===== Page excerpt

Approximate Time to Complete: 2 to 4 hours to plan and plant; many weeks to grow

Location: Outdoor (although you could plant one indoors using container plants)

Ages: all ages

Season: all seasons


  1. Search the Internet for examples of different types of mazes. Help this inspire you to create your own design. You can make a maze permanent by using perennial plants such as evergreen shrubs, ornamental grasses, or low-growing lamb's ear. Or change it from year to year by using annual plants like corn, sunflowers, or snapdragons. If your space is limited, try making temporary mazes on a paved surface using potted plants (they'll need frequent watering) or supplementing with hay bales. You can even mow a maze into a lawn by letting the grass grow a few inches longer than normal, then cutting paths.
  2. Select a site for your maze and measure the space available.
  3. Once you have identified the materials you want to work with and the space available, sketch out your maze on a piece of graph paper. Determine how many plants you will need to purchase. This can be a great math exercise!
  4. Collected your plant material. Before planting, lay out your maze design in the garden using a piece of string or you can also use flour as a temporary marker for your path boundaries.

5. Plant and watch your maze grow. With a living wall, you will want to be careful not to step on your plants, especially right after planting. Once the plants’ roots get a little more established, the walls will be sturdier.

==========

Problem set:
1/ Translate this sentence from the maze-planting instructions into Spanish: "Select a site for your maze and measure the space available."
2/ Copy the part of the maze-planting instructions between "2. Select a" and "your path boundaries.", inclusive.
The listing that comes next is separate from the maze-planting instructions.

===== Provided material

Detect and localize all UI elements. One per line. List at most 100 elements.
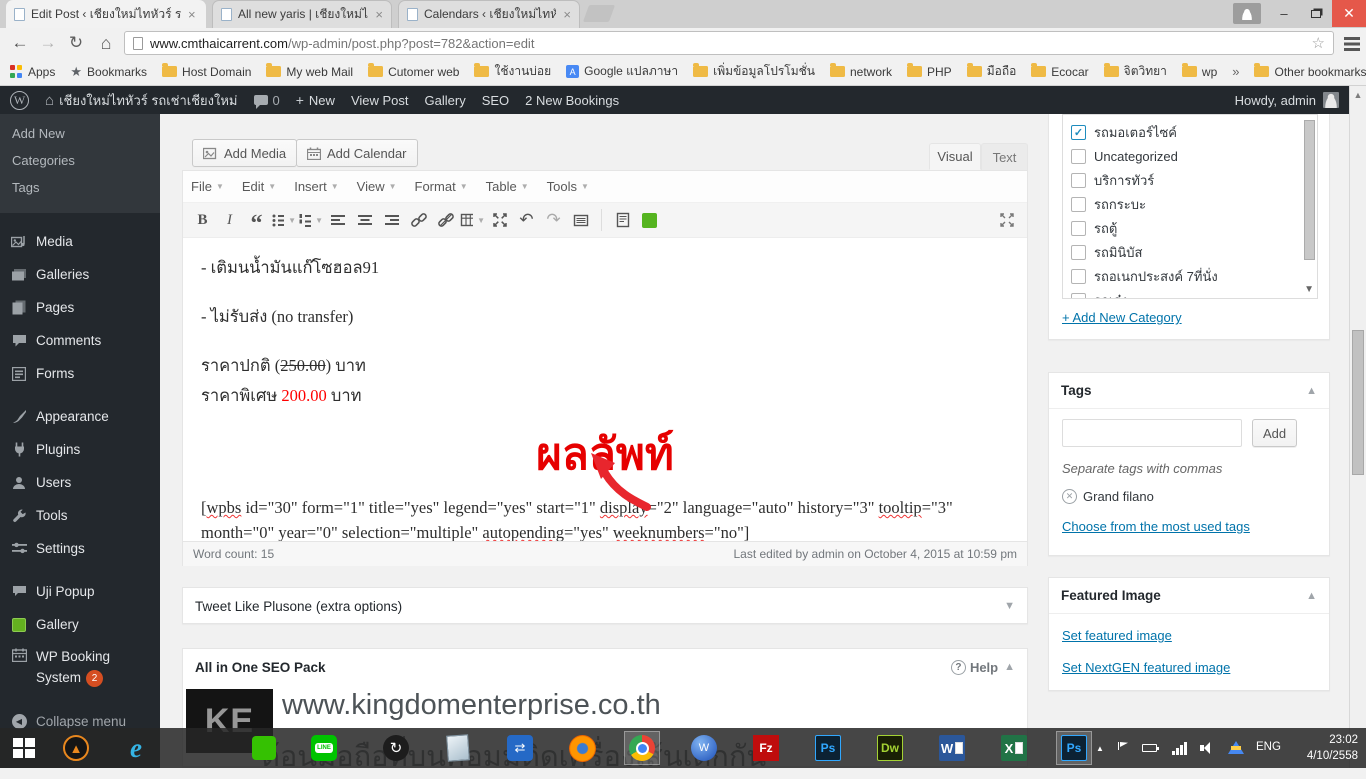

==========

Full solutions:
1/ Seleccione un lugar para su laberinto y mida el espacio disponible.

2/
2. Select a site for your maze and measure the space available.
  3. Once you have identified the materials you want to work with and the space available, sketch out your maze on a piece of graph paper. Determine how many plants you will need to purchase. This can be a great math exercise!
  4. Collected your plant material. Before planting, lay out your maze design in the garden using a piece of string or you can also use flour as a temporary marker for your path boundaries.